Collect each line holding the string "Zadar".

## begin

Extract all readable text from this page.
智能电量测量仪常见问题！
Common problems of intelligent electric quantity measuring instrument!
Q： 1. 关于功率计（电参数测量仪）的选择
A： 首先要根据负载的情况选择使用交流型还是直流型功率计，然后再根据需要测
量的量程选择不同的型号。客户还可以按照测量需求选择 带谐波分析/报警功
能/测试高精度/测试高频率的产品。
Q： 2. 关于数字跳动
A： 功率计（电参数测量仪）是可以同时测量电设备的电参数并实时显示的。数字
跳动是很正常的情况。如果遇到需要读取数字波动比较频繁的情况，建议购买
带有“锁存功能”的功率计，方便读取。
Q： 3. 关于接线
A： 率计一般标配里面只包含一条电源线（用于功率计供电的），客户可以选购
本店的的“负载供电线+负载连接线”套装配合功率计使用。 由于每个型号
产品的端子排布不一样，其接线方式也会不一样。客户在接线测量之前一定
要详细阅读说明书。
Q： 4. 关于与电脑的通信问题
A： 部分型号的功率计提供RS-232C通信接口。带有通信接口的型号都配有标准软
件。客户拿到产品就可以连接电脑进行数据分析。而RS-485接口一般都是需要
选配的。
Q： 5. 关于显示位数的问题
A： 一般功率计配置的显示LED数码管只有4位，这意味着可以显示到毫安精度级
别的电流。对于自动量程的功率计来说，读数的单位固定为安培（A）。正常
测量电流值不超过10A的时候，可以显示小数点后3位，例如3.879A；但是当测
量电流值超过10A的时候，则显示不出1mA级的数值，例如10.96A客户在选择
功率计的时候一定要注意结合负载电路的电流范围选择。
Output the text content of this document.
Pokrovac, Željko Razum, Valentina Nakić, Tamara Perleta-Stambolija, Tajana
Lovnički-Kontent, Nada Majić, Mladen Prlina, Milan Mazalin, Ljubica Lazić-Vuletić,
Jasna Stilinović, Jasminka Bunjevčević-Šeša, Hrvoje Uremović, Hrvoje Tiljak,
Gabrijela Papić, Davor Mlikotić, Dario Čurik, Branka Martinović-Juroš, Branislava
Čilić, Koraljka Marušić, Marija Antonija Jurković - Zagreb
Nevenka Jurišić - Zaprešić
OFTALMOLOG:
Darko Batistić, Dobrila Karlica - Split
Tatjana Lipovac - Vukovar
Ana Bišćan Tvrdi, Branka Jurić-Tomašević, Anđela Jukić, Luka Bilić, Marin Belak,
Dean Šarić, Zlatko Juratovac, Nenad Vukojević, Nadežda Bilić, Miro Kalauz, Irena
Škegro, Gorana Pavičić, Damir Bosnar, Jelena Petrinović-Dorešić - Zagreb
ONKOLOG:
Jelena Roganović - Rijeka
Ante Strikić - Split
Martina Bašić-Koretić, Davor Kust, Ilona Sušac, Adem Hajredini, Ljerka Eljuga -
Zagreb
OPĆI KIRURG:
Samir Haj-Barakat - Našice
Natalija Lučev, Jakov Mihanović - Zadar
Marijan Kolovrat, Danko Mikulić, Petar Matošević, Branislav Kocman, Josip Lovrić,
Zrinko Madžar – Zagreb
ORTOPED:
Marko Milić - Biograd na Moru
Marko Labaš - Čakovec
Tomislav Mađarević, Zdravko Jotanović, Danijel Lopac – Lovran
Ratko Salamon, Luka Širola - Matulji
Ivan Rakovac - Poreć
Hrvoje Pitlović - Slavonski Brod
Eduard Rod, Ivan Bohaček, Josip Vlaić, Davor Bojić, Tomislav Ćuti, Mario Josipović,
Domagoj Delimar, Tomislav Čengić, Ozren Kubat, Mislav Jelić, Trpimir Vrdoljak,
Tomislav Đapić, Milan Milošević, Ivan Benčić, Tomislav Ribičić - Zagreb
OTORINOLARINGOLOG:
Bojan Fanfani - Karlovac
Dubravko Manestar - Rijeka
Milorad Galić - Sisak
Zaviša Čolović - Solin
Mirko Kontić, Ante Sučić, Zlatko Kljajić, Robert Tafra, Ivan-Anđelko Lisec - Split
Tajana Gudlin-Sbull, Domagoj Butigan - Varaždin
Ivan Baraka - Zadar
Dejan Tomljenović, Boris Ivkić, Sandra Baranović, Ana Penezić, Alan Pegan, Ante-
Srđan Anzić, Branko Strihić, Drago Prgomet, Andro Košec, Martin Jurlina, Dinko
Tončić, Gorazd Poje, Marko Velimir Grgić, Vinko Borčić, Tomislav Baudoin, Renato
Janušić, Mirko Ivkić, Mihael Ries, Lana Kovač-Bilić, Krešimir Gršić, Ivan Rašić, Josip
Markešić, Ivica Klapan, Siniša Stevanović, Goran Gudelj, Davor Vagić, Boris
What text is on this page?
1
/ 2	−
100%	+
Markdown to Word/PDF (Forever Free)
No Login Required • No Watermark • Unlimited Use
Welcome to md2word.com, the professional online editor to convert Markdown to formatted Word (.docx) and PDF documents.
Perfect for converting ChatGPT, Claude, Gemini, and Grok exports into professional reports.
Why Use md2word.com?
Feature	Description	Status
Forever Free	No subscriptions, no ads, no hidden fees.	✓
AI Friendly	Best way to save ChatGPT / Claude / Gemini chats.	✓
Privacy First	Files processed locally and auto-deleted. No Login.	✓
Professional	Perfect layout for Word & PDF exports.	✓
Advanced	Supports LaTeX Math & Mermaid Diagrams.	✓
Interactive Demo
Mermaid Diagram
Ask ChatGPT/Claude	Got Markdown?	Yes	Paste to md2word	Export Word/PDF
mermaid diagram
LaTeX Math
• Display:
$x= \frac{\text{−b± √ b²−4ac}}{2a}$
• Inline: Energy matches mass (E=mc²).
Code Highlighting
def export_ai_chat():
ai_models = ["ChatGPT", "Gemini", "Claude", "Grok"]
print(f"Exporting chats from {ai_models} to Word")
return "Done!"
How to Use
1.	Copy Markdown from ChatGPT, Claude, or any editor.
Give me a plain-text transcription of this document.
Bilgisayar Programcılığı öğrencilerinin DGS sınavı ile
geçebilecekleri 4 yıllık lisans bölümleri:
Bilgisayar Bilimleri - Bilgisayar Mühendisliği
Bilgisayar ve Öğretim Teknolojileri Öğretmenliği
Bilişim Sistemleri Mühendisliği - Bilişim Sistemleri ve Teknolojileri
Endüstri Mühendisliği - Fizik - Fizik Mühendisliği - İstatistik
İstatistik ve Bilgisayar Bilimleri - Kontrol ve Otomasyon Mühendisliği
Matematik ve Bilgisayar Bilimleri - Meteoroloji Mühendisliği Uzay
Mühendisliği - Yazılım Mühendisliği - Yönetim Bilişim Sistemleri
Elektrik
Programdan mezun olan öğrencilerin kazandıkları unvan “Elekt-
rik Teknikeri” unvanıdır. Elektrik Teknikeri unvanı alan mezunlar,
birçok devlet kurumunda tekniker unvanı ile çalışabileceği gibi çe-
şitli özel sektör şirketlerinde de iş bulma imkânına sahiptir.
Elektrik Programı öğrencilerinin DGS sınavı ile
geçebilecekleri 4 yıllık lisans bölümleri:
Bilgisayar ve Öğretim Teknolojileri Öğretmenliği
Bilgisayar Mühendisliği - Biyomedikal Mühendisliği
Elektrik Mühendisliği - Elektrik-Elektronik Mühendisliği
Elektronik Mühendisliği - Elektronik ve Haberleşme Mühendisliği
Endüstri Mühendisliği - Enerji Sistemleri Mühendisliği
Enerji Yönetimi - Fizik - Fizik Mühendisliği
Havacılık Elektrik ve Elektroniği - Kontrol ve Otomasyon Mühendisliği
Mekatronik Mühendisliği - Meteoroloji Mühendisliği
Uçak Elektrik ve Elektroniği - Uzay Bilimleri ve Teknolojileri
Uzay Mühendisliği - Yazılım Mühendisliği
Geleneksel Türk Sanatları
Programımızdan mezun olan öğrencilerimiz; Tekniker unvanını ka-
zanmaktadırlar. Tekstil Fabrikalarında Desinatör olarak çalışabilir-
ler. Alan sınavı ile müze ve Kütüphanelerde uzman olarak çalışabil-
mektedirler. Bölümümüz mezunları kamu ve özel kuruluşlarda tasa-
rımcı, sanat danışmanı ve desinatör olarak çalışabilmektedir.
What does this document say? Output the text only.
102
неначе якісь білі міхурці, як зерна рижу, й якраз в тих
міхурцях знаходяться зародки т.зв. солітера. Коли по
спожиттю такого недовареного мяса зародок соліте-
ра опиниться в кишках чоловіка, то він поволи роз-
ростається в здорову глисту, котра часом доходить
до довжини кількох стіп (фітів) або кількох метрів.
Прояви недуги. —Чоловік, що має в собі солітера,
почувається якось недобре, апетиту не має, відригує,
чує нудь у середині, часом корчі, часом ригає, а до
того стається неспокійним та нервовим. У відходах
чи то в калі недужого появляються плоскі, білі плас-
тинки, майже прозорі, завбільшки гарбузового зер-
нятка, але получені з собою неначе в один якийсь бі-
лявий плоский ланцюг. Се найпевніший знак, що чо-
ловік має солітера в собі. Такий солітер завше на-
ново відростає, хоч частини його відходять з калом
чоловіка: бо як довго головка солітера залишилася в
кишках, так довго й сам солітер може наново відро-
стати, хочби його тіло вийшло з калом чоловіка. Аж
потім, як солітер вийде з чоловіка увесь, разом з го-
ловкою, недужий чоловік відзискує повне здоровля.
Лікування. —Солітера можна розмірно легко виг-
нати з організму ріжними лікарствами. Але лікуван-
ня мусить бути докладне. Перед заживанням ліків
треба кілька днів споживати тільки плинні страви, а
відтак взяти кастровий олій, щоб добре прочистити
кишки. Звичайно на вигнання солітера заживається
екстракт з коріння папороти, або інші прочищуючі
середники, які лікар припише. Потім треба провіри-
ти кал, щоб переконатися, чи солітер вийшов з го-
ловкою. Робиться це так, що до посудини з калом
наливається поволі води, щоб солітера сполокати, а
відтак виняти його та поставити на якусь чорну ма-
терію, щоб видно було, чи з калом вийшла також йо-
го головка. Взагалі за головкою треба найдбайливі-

## end

▸ **Final result**
Natalija Lučev, Jakov Mihanović - Zadar
Ivan Baraka - Zadar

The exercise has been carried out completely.